Read the lines below. Copy out any that hold the string "provider".

> Records for this task
____________

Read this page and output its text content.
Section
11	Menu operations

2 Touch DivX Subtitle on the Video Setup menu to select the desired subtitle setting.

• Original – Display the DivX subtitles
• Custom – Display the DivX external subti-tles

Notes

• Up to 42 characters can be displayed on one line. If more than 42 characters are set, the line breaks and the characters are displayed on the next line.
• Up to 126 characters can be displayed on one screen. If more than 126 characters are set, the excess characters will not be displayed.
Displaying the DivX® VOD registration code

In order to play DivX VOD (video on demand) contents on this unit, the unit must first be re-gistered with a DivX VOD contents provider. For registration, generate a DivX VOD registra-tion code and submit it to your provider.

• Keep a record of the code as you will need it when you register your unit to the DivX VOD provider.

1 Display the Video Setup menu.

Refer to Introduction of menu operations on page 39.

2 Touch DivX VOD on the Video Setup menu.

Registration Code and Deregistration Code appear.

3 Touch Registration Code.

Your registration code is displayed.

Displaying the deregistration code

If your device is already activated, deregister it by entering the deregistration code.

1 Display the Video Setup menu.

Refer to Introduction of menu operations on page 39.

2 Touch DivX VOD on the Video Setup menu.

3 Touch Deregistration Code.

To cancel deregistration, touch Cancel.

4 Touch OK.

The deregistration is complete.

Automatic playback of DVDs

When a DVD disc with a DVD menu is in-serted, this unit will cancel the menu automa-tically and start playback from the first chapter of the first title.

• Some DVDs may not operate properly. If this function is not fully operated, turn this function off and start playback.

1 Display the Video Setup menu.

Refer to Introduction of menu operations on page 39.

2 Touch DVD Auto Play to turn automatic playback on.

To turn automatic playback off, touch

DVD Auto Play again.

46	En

____________

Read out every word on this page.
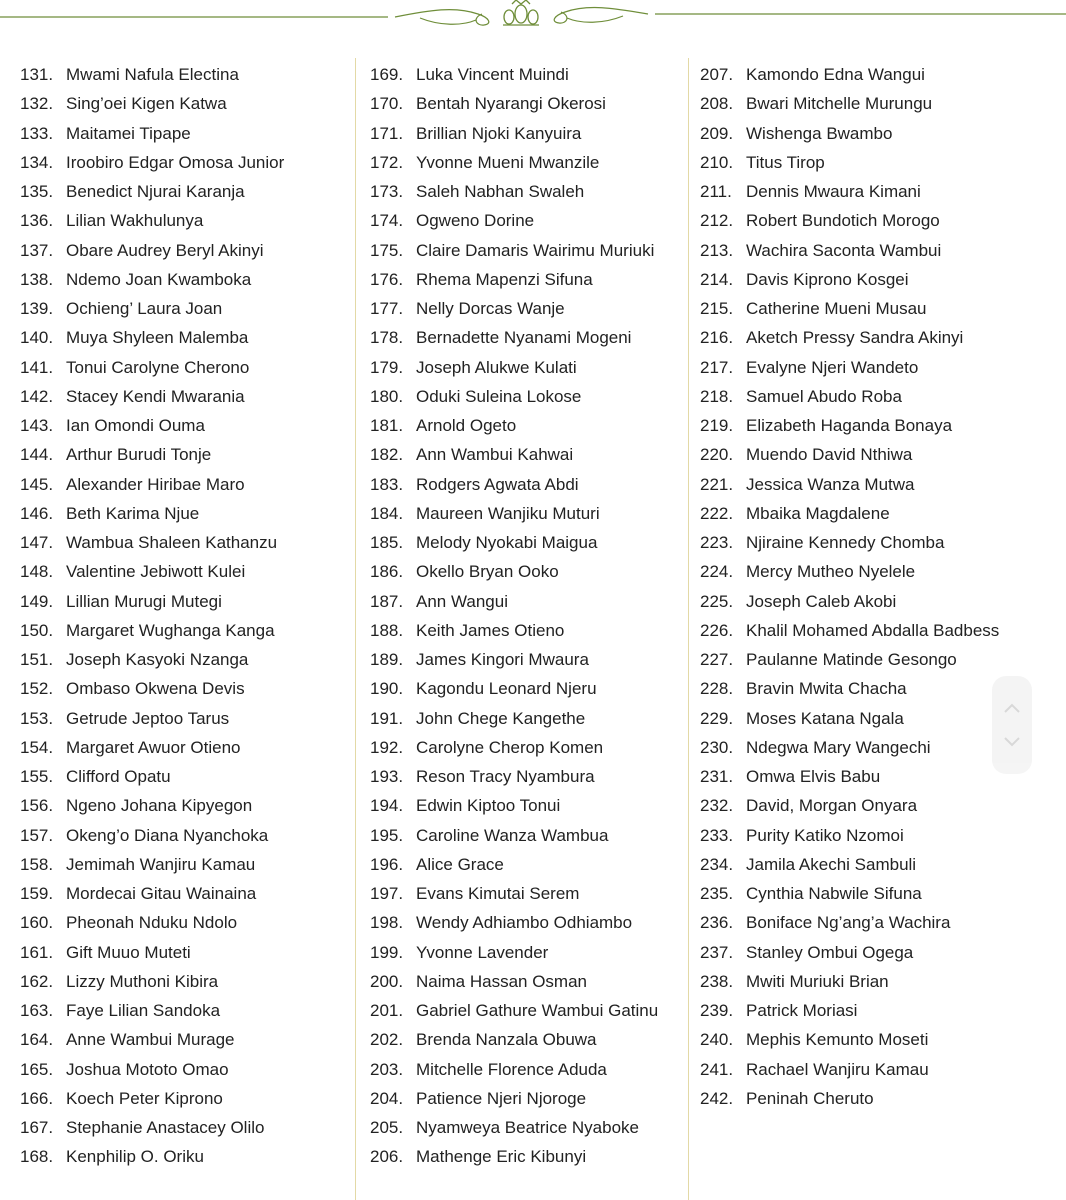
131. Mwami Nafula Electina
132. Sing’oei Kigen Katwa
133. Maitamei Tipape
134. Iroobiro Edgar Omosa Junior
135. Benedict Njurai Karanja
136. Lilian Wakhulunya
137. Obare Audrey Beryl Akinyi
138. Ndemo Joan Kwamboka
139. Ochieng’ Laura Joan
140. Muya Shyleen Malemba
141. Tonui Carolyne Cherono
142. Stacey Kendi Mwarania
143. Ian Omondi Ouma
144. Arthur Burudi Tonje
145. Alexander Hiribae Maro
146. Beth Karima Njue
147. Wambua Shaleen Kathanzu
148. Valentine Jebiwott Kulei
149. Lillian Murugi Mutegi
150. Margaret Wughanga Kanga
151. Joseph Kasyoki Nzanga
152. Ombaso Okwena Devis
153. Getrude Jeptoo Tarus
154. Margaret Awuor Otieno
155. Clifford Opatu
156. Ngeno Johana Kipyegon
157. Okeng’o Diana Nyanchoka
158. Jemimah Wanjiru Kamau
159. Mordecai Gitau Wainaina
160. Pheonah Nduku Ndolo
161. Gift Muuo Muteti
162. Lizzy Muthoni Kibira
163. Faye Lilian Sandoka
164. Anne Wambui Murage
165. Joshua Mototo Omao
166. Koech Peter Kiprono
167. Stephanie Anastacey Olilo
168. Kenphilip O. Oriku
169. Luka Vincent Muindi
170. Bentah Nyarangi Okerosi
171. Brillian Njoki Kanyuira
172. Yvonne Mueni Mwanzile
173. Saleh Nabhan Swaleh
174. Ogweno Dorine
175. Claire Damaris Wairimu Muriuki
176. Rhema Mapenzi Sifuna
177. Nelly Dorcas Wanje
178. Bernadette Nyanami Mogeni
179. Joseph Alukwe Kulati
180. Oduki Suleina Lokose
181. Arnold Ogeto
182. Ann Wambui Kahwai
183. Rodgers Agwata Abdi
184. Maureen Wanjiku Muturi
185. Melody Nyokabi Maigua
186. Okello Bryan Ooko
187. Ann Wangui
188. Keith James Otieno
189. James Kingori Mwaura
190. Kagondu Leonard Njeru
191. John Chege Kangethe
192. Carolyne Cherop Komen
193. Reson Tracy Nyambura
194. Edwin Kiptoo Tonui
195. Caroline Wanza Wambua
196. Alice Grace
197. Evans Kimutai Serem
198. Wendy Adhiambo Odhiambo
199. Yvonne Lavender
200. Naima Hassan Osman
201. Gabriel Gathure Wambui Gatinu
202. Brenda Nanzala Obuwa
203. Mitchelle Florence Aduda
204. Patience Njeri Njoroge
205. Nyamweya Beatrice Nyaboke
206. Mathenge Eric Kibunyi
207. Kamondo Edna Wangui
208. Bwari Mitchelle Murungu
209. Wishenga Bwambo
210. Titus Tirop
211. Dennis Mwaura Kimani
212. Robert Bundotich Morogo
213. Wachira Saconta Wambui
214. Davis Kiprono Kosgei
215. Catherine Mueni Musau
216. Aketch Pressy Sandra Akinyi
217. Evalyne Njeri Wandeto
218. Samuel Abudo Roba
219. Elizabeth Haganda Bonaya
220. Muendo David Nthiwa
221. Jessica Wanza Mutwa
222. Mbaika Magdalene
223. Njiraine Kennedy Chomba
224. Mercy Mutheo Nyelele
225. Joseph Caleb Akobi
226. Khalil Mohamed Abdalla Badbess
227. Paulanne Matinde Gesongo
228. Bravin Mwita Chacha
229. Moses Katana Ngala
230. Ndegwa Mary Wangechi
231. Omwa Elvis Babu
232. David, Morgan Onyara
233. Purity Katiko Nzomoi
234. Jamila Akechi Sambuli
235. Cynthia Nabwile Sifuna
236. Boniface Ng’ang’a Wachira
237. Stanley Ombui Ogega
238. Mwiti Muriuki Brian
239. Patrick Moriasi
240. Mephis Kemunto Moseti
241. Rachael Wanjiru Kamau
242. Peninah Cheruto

____________

> Response to this exercise
In order to play DivX VOD (video on demand) contents on this unit, the unit must first be re-gistered with a DivX VOD contents provider. For registration, generate a DivX VOD registra-tion code and submit it to your provider.
• Keep a record of the code as you will need it when you register your unit to the DivX VOD provider.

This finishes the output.